*Written task*
Wherever a line in the data below holds "this", copy that line.

--- Begin Available records ---

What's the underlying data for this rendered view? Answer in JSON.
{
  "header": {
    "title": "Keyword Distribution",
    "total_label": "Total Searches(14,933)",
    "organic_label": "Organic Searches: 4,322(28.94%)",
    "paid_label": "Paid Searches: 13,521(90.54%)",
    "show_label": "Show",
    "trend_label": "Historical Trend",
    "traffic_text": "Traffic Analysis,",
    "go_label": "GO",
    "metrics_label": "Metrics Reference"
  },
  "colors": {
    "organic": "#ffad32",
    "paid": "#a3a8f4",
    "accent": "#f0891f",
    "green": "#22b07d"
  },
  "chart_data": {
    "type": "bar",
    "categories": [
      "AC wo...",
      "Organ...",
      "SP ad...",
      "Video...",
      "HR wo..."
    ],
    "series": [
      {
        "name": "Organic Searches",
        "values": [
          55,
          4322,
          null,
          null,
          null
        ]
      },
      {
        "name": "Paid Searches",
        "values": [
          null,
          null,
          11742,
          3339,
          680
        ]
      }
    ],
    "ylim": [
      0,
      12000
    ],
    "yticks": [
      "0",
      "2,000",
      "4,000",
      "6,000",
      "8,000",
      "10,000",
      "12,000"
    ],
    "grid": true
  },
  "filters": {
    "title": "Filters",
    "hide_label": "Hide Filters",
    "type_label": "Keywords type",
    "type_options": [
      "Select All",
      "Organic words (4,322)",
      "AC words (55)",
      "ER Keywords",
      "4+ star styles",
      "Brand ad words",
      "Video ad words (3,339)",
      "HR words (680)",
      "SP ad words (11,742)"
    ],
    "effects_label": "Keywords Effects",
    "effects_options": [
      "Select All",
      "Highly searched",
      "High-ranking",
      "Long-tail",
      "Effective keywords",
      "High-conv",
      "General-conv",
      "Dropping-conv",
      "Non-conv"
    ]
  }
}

--- End Available records ---
--- Begin Available records ---

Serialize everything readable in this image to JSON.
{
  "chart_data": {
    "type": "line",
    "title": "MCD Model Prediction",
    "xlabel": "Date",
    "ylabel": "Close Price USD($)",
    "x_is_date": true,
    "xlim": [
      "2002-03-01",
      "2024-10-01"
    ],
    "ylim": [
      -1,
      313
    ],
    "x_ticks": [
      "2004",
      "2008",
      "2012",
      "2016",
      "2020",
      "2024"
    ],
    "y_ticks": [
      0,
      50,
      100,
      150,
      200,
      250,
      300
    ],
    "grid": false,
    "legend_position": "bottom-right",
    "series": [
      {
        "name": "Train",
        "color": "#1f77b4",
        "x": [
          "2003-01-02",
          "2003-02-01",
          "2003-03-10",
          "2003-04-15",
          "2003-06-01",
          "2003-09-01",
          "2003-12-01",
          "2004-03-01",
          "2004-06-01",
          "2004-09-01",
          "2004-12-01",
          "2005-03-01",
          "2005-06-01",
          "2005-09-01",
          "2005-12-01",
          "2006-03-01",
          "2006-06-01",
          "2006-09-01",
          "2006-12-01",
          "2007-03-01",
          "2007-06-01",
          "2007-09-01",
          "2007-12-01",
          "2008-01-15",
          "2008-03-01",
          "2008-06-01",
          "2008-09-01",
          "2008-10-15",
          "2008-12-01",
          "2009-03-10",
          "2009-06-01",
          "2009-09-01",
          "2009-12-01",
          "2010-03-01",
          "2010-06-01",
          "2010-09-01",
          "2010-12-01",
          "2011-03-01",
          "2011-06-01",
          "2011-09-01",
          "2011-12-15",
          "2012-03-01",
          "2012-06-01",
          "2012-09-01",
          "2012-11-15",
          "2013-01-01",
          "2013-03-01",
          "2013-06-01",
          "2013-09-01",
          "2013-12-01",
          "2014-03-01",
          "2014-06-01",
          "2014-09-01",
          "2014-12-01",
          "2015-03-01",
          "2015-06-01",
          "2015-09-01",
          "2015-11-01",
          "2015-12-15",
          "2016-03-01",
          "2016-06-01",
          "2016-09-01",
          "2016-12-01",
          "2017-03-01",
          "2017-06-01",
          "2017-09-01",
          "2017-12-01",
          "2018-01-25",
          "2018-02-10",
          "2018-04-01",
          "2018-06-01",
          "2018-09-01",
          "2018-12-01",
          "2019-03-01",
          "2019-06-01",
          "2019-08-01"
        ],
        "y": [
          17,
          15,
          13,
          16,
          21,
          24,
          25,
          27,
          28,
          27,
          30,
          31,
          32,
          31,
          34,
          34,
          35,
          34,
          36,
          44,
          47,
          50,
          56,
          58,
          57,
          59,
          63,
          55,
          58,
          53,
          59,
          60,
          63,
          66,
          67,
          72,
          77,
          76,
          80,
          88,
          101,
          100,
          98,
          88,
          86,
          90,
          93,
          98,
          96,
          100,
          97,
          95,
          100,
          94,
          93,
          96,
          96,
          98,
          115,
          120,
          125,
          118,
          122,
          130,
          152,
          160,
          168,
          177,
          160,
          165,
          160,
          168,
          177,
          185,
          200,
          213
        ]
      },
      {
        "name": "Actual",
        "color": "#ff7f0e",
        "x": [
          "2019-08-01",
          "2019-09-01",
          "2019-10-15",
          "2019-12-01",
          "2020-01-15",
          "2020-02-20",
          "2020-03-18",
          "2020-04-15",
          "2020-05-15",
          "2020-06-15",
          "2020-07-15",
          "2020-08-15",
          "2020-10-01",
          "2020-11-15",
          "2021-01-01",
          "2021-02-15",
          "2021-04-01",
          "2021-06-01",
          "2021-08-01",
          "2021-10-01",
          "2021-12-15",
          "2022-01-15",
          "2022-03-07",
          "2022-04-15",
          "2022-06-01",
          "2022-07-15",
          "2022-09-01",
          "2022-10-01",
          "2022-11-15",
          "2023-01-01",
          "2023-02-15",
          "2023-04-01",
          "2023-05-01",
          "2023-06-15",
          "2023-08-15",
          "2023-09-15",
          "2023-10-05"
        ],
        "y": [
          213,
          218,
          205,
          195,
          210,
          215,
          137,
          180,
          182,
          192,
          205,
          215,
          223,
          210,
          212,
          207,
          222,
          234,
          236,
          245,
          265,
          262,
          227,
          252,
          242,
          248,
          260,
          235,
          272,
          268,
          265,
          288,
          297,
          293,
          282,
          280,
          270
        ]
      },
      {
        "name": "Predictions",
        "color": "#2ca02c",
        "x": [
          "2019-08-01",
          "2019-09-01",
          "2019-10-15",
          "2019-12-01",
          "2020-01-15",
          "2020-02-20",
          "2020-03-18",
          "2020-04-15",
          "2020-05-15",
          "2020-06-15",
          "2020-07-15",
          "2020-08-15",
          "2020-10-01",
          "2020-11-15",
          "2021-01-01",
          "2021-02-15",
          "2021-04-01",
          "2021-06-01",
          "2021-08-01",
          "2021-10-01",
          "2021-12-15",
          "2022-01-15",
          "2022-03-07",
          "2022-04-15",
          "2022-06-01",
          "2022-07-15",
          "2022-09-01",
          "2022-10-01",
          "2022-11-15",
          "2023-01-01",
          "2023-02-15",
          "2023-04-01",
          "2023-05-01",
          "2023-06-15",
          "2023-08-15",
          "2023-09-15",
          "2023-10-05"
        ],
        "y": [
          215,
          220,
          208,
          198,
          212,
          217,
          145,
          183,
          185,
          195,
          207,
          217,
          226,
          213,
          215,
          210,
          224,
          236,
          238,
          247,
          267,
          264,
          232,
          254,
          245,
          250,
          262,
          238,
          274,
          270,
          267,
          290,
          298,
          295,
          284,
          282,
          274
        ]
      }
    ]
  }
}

--- End Available records ---

*Completed task*
What's the underlying data for this rendered view? Answer in JSON.
Serialize everything readable in this image to JSON.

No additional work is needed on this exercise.